Faithfully return all lines, omitting every embedded picture.

Data records

——

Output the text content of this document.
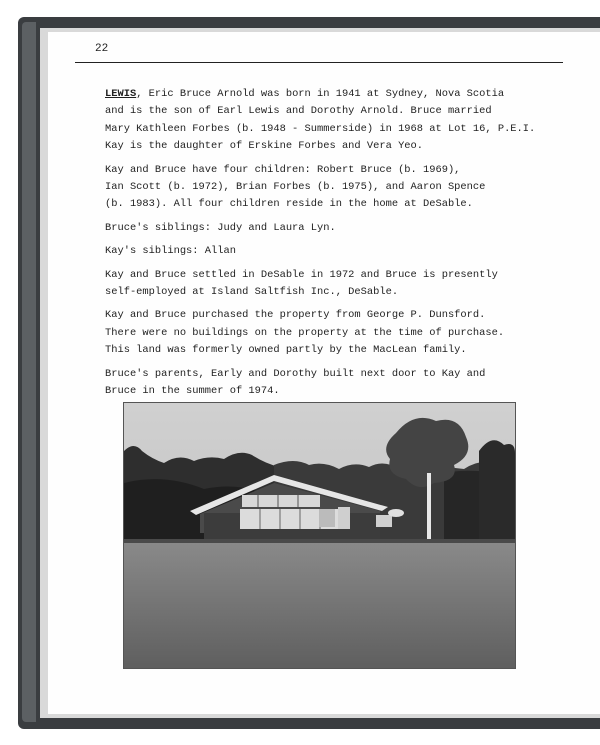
22
LEWIS, Eric Bruce Arnold was born in 1941 at Sydney, Nova Scotia
and is the son of Earl Lewis and Dorothy Arnold. Bruce married
Mary Kathleen Forbes (b. 1948 - Summerside) in 1968 at Lot 16, P.E.I.
Kay is the daughter of Erskine Forbes and Vera Yeo.
Kay and Bruce have four children: Robert Bruce (b. 1969),
Ian Scott (b. 1972), Brian Forbes (b. 1975), and Aaron Spence
(b. 1983). All four children reside in the home at DeSable.
Bruce's siblings: Judy and Laura Lyn.
Kay's siblings: Allan
Kay and Bruce settled in DeSable in 1972 and Bruce is presently
self-employed at Island Saltfish Inc., DeSable.
Kay and Bruce purchased the property from George P. Dunsford.
There were no buildings on the property at the time of purchase.
This land was formerly owned partly by the MacLean family.
Bruce's parents, Early and Dorothy built next door to Kay and
Bruce in the summer of 1974.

——

**In response**
Output the text content of this document.
22
LEWIS, Eric Bruce Arnold was born in 1941 at Sydney, Nova Scotia
and is the son of Earl Lewis and Dorothy Arnold. Bruce married
Mary Kathleen Forbes (b. 1948 - Summerside) in 1968 at Lot 16, P.E.I.
Kay is the daughter of Erskine Forbes and Vera Yeo.
Kay and Bruce have four children: Robert Bruce (b. 1969),
Ian Scott (b. 1972), Brian Forbes (b. 1975), and Aaron Spence
(b. 1983). All four children reside in the home at DeSable.
Bruce's siblings: Judy and Laura Lyn.
Kay's siblings: Allan
Kay and Bruce settled in DeSable in 1972 and Bruce is presently
self-employed at Island Saltfish Inc., DeSable.
Kay and Bruce purchased the property from George P. Dunsford.
There were no buildings on the property at the time of purchase.
This land was formerly owned partly by the MacLean family.
Bruce's parents, Early and Dorothy built next door to Kay and
Bruce in the summer of 1974.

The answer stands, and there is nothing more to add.